--- START Records provided ---
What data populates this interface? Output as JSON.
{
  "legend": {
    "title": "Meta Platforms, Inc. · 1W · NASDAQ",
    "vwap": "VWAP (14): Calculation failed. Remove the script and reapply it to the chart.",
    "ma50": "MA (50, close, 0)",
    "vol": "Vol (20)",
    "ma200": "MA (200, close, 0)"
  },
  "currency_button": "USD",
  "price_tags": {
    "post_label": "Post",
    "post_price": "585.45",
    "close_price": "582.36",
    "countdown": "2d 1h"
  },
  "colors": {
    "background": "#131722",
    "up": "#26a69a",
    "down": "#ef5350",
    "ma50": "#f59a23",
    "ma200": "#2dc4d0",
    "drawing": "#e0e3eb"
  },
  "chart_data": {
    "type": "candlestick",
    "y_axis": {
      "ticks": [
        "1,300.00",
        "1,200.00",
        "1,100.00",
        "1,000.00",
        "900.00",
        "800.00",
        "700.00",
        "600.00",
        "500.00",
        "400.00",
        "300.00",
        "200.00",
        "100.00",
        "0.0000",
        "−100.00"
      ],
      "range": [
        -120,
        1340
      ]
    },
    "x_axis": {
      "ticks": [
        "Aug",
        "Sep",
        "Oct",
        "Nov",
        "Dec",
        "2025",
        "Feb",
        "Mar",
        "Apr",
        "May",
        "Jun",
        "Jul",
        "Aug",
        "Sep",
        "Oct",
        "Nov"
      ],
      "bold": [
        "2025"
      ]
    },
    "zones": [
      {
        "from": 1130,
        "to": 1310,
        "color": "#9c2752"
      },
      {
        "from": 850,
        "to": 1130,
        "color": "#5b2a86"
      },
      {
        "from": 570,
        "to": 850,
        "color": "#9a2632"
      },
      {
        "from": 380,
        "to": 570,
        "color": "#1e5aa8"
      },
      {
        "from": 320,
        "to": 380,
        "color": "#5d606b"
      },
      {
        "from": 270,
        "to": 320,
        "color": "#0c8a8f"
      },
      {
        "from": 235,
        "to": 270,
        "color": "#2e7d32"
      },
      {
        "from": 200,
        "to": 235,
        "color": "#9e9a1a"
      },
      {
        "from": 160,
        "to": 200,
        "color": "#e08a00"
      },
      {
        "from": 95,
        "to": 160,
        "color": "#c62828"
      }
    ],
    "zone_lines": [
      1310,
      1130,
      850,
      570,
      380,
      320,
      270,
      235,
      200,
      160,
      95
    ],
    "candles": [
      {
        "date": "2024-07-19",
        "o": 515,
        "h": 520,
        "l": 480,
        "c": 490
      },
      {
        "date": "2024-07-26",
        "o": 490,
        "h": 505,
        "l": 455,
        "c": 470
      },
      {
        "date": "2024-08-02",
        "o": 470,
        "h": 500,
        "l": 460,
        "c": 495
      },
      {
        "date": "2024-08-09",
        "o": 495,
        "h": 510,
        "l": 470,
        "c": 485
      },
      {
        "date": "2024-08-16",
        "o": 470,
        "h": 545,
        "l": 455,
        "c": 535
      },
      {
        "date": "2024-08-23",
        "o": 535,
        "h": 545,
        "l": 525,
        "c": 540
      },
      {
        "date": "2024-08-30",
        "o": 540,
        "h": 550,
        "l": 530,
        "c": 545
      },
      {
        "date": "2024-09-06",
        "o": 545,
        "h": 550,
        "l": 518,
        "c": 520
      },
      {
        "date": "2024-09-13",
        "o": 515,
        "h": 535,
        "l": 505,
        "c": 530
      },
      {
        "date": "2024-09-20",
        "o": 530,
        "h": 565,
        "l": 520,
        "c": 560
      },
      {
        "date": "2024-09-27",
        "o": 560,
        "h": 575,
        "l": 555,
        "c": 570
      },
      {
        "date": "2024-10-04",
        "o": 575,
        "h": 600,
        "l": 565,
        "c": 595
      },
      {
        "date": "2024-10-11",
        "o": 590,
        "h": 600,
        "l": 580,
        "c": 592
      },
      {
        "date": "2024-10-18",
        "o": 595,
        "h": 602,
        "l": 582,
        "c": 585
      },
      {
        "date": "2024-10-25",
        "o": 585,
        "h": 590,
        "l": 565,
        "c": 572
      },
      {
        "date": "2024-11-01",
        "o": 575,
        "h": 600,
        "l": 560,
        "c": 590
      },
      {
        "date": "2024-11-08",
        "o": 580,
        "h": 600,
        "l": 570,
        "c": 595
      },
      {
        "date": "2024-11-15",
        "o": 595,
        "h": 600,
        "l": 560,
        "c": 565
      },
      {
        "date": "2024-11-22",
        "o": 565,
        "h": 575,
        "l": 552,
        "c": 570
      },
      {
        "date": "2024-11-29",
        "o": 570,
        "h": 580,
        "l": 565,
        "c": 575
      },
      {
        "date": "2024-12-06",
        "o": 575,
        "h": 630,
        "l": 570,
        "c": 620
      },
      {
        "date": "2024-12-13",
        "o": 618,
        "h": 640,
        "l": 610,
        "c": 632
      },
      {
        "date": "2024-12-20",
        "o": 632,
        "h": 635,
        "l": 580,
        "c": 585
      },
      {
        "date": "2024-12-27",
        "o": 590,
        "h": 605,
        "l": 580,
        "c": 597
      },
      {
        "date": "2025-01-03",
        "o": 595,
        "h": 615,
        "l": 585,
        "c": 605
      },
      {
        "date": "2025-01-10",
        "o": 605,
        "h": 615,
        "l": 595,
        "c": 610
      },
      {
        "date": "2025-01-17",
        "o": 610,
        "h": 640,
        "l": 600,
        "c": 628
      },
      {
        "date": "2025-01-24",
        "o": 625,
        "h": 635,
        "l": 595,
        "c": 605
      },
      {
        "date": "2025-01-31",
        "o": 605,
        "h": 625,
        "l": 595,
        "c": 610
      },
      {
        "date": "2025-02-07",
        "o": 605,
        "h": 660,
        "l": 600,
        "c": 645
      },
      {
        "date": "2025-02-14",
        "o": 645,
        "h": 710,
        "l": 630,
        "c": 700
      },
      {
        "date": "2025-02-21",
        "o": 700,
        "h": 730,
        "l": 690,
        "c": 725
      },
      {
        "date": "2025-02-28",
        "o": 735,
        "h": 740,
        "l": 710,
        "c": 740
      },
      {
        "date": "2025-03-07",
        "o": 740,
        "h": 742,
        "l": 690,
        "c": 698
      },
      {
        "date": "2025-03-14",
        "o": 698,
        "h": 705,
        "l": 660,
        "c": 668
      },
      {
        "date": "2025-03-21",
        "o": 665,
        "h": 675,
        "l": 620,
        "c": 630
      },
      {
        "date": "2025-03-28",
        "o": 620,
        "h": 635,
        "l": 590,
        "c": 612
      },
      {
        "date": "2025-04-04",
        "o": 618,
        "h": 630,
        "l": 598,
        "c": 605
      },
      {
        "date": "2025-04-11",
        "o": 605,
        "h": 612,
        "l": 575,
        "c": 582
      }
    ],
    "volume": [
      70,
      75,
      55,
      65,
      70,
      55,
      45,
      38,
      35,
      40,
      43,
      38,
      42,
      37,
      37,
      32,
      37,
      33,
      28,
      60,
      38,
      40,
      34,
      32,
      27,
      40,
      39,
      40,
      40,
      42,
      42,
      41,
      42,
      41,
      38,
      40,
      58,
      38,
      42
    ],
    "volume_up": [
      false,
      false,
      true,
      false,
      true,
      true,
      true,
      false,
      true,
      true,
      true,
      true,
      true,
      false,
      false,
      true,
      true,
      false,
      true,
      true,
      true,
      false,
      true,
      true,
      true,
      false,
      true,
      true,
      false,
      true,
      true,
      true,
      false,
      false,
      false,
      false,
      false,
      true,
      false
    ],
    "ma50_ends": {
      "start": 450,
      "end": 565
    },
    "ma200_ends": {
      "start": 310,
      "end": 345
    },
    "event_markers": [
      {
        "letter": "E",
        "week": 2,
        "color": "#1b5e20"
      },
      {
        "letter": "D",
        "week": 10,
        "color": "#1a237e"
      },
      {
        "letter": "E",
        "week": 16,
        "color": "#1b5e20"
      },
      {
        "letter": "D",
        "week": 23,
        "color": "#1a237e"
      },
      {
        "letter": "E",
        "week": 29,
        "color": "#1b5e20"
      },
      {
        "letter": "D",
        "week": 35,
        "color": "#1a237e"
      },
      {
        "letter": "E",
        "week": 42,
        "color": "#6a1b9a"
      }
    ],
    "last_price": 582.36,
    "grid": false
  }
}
--- END Records provided ---
** Instructions for the task **
Find the lines holding "week" and list every one.

** Reply to the exercise **
        "week": 2,
        "week": 10,
        "week": 16,
        "week": 23,
        "week": 29,
        "week": 35,
        "week": 42,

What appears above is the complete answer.